--- Begin Source records ---

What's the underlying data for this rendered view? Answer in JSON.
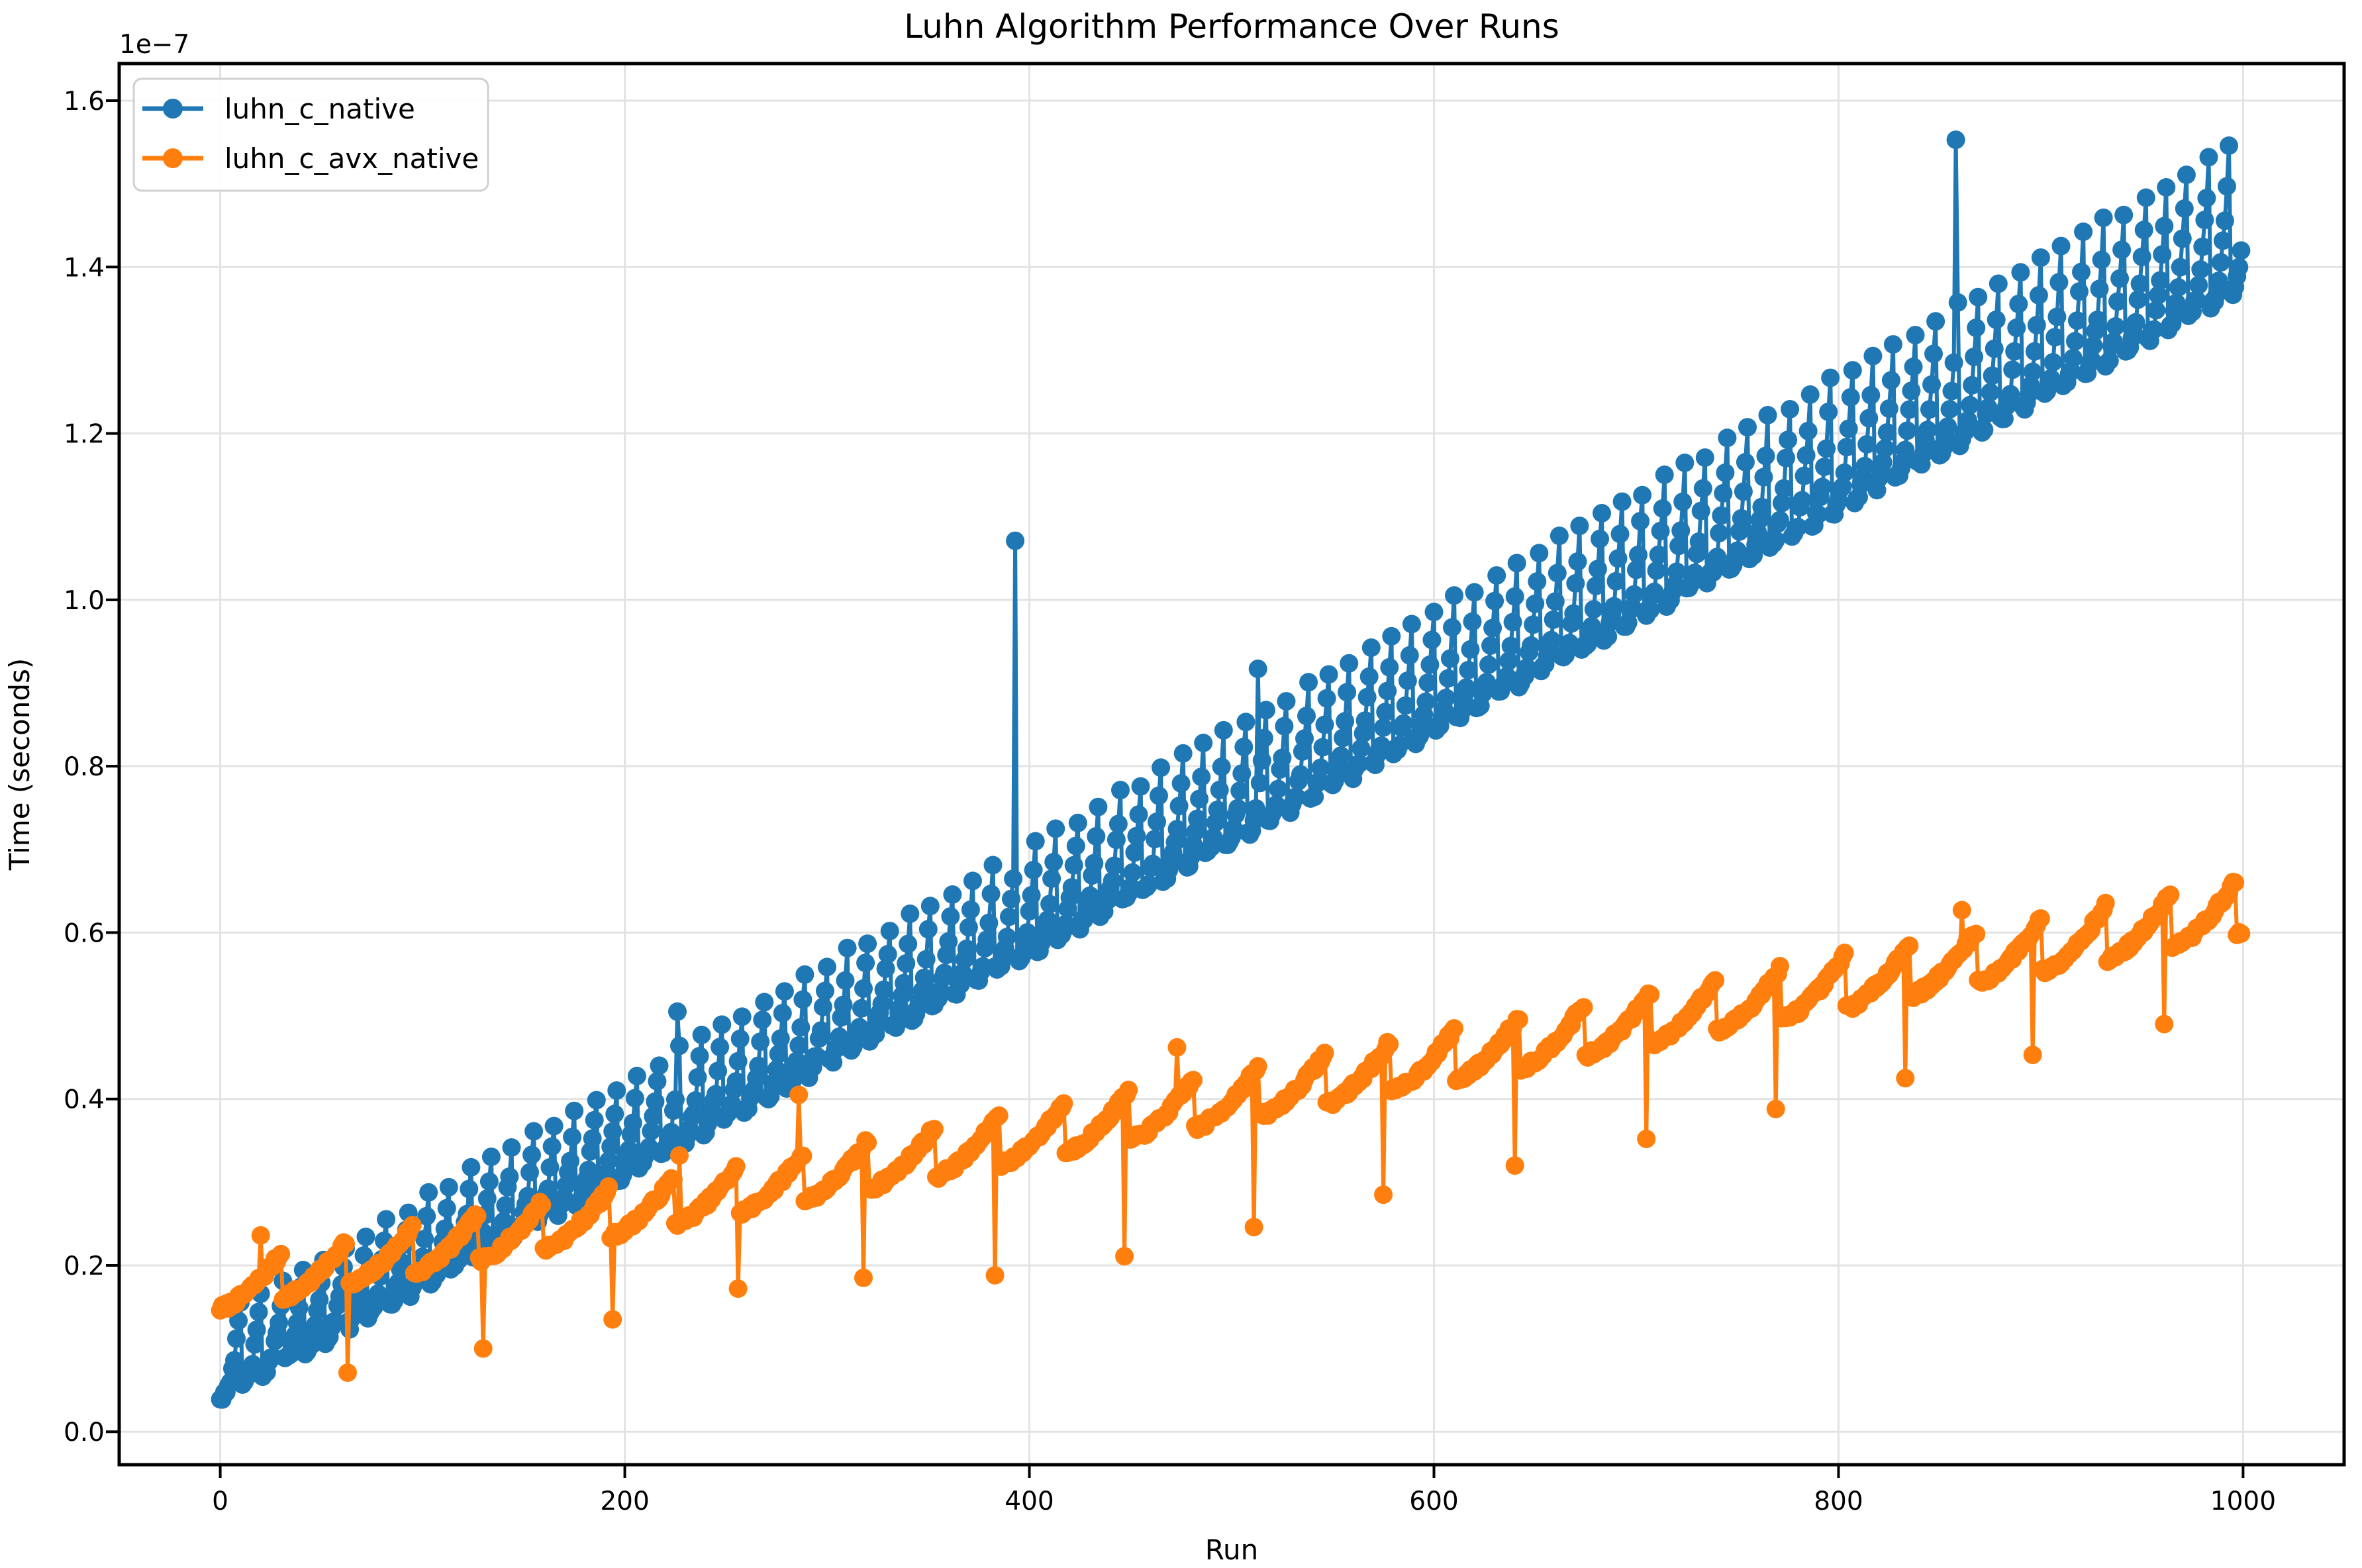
{
  "figure": {
    "background": "#ffffff",
    "spine_color": "#000000",
    "grid_color": "#e3e3e3"
  },
  "chart_data": {
    "type": "line",
    "title": "Luhn Algorithm Performance Over Runs",
    "xlabel": "Run",
    "ylabel": "Time (seconds)",
    "y_offset_text": "1e−7",
    "x_ticks": [
      0,
      200,
      400,
      600,
      800,
      1000
    ],
    "y_ticks": [
      0.0,
      0.2,
      0.4,
      0.6,
      0.8,
      1.0,
      1.2,
      1.4,
      1.6
    ],
    "xlim": [
      -49.95,
      1049.95
    ],
    "ylim": [
      -0.0396,
      1.6446
    ],
    "grid": true,
    "legend_position": "upper-left",
    "n_runs": 1000,
    "y_units": "1e-7 seconds",
    "series": [
      {
        "name": "luhn_c_native",
        "color": "#1f77b4",
        "marker": "circle",
        "model": {
          "base0": 0.042,
          "slope": 0.001335,
          "period": 10.35,
          "phase": 0,
          "amp0": 0.095,
          "amp_slope": 8e-05,
          "shape": 2.5,
          "noise": 0.006,
          "seed": 42
        },
        "spikes": {
          "226": 0.505,
          "393": 1.071,
          "513": 0.917,
          "858": 1.553
        }
      },
      {
        "name": "luhn_c_avx_native",
        "color": "#ff7f0e",
        "marker": "circle",
        "model": {
          "base0": 0.148,
          "slope": 0.00045,
          "period": 32.2,
          "phase": -1.2,
          "amp0": 0.055,
          "amp_slope": 1e-05,
          "shape": 1.6,
          "noise": 0.004,
          "seed": 7
        },
        "spikes": {
          "20": 0.236,
          "63": 0.071,
          "130": 0.1,
          "194": 0.135,
          "227": 0.332,
          "256": 0.172,
          "286": 0.405,
          "318": 0.185,
          "383": 0.188,
          "447": 0.211,
          "473": 0.462,
          "511": 0.246,
          "575": 0.285,
          "640": 0.32,
          "705": 0.352,
          "769": 0.388,
          "833": 0.425,
          "861": 0.627,
          "896": 0.453,
          "961": 0.49
        }
      }
    ]
  }
}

--- End Source records ---

■ Your task: The pictures should not be reproduced; quote all of the other material exactly.

■ Result:
What's the underlying data for this rendered view? Answer in JSON.
{
  "figure": {
    "background": "#ffffff",
    "spine_color": "#000000",
    "grid_color": "#e3e3e3"
  },
  "chart_data": {
    "type": "line",
    "title": "Luhn Algorithm Performance Over Runs",
    "xlabel": "Run",
    "ylabel": "Time (seconds)",
    "y_offset_text": "1e−7",
    "x_ticks": [
      0,
      200,
      400,
      600,
      800,
      1000
    ],
    "y_ticks": [
      0.0,
      0.2,
      0.4,
      0.6,
      0.8,
      1.0,
      1.2,
      1.4,
      1.6
    ],
    "xlim": [
      -49.95,
      1049.95
    ],
    "ylim": [
      -0.0396,
      1.6446
    ],
    "grid": true,
    "legend_position": "upper-left",
    "n_runs": 1000,
    "y_units": "1e-7 seconds",
    "series": [
      {
        "name": "luhn_c_native",
        "color": "#1f77b4",
        "marker": "circle",
        "model": {
          "base0": 0.042,
          "slope": 0.001335,
          "period": 10.35,
          "phase": 0,
          "amp0": 0.095,
          "amp_slope": 8e-05,
          "shape": 2.5,
          "noise": 0.006,
          "seed": 42
        },
        "spikes": {
          "226": 0.505,
          "393": 1.071,
          "513": 0.917,
          "858": 1.553
        }
      },
      {
        "name": "luhn_c_avx_native",
        "color": "#ff7f0e",
        "marker": "circle",
        "model": {
          "base0": 0.148,
          "slope": 0.00045,
          "period": 32.2,
          "phase": -1.2,
          "amp0": 0.055,
          "amp_slope": 1e-05,
          "shape": 1.6,
          "noise": 0.004,
          "seed": 7
        },
        "spikes": {
          "20": 0.236,
          "63": 0.071,
          "130": 0.1,
          "194": 0.135,
          "227": 0.332,
          "256": 0.172,
          "286": 0.405,
          "318": 0.185,
          "383": 0.188,
          "447": 0.211,
          "473": 0.462,
          "511": 0.246,
          "575": 0.285,
          "640": 0.32,
          "705": 0.352,
          "769": 0.388,
          "833": 0.425,
          "861": 0.627,
          "896": 0.453,
          "961": 0.49
        }
      }
    ]
  }
}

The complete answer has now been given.